▶ [DESCRIPTION OF THE TASK]:
Please write out the material below exactly as given.

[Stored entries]

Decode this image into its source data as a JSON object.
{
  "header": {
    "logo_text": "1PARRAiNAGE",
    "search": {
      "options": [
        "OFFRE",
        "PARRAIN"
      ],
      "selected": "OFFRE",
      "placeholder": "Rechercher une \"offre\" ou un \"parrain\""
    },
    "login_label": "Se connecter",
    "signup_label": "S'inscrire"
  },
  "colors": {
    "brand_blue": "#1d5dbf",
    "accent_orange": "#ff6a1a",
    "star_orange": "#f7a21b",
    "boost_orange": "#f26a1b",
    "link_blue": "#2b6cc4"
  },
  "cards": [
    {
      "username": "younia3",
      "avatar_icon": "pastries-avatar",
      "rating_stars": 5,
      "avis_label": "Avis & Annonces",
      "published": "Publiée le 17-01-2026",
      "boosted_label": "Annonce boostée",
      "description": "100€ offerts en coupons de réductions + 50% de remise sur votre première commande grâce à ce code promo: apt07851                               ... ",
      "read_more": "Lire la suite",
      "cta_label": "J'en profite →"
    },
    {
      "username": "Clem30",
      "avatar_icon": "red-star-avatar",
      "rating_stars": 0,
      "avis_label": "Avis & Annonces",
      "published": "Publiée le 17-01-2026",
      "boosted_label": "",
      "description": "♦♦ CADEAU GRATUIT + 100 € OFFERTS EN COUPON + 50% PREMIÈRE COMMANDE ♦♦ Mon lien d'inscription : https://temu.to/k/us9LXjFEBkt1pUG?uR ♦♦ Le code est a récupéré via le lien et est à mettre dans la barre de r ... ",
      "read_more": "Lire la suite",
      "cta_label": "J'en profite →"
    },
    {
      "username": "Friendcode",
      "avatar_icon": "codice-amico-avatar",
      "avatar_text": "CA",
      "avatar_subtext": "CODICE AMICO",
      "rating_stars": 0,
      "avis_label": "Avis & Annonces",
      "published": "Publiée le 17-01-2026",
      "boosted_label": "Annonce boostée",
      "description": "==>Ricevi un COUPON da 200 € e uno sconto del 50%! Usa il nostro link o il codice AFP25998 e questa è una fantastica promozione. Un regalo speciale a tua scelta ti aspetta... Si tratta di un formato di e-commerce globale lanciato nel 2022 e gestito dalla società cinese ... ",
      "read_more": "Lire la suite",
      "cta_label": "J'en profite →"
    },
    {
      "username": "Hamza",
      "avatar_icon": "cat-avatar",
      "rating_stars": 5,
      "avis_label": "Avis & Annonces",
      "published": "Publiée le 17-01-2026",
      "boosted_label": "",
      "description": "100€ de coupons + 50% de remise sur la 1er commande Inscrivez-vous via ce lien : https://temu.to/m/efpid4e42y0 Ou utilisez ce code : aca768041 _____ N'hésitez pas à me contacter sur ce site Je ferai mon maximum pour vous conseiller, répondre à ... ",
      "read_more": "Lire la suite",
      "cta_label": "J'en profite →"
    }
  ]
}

▶ [RESPONSE TO THIS EXERCISE]:
Decode this image into its source data as a JSON object.
{
  "header": {
    "logo_text": "1PARRAiNAGE",
    "search": {
      "options": [
        "OFFRE",
        "PARRAIN"
      ],
      "selected": "OFFRE",
      "placeholder": "Rechercher une \"offre\" ou un \"parrain\""
    },
    "login_label": "Se connecter",
    "signup_label": "S'inscrire"
  },
  "colors": {
    "brand_blue": "#1d5dbf",
    "accent_orange": "#ff6a1a",
    "star_orange": "#f7a21b",
    "boost_orange": "#f26a1b",
    "link_blue": "#2b6cc4"
  },
  "cards": [
    {
      "username": "younia3",
      "avatar_icon": "pastries-avatar",
      "rating_stars": 5,
      "avis_label": "Avis & Annonces",
      "published": "Publiée le 17-01-2026",
      "boosted_label": "Annonce boostée",
      "description": "100€ offerts en coupons de réductions + 50% de remise sur votre première commande grâce à ce code promo: apt07851                               ... ",
      "read_more": "Lire la suite",
      "cta_label": "J'en profite →"
    },
    {
      "username": "Clem30",
      "avatar_icon": "red-star-avatar",
      "rating_stars": 0,
      "avis_label": "Avis & Annonces",
      "published": "Publiée le 17-01-2026",
      "boosted_label": "",
      "description": "♦♦ CADEAU GRATUIT + 100 € OFFERTS EN COUPON + 50% PREMIÈRE COMMANDE ♦♦ Mon lien d'inscription : https://temu.to/k/us9LXjFEBkt1pUG?uR ♦♦ Le code est a récupéré via le lien et est à mettre dans la barre de r ... ",
      "read_more": "Lire la suite",
      "cta_label": "J'en profite →"
    },
    {
      "username": "Friendcode",
      "avatar_icon": "codice-amico-avatar",
      "avatar_text": "CA",
      "avatar_subtext": "CODICE AMICO",
      "rating_stars": 0,
      "avis_label": "Avis & Annonces",
      "published": "Publiée le 17-01-2026",
      "boosted_label": "Annonce boostée",
      "description": "==>Ricevi un COUPON da 200 € e uno sconto del 50%! Usa il nostro link o il codice AFP25998 e questa è una fantastica promozione. Un regalo speciale a tua scelta ti aspetta... Si tratta di un formato di e-commerce globale lanciato nel 2022 e gestito dalla società cinese ... ",
      "read_more": "Lire la suite",
      "cta_label": "J'en profite →"
    },
    {
      "username": "Hamza",
      "avatar_icon": "cat-avatar",
      "rating_stars": 5,
      "avis_label": "Avis & Annonces",
      "published": "Publiée le 17-01-2026",
      "boosted_label": "",
      "description": "100€ de coupons + 50% de remise sur la 1er commande Inscrivez-vous via ce lien : https://temu.to/m/efpid4e42y0 Ou utilisez ce code : aca768041 _____ N'hésitez pas à me contacter sur ce site Je ferai mon maximum pour vous conseiller, répondre à ... ",
      "read_more": "Lire la suite",
      "cta_label": "J'en profite →"
    }
  ]
}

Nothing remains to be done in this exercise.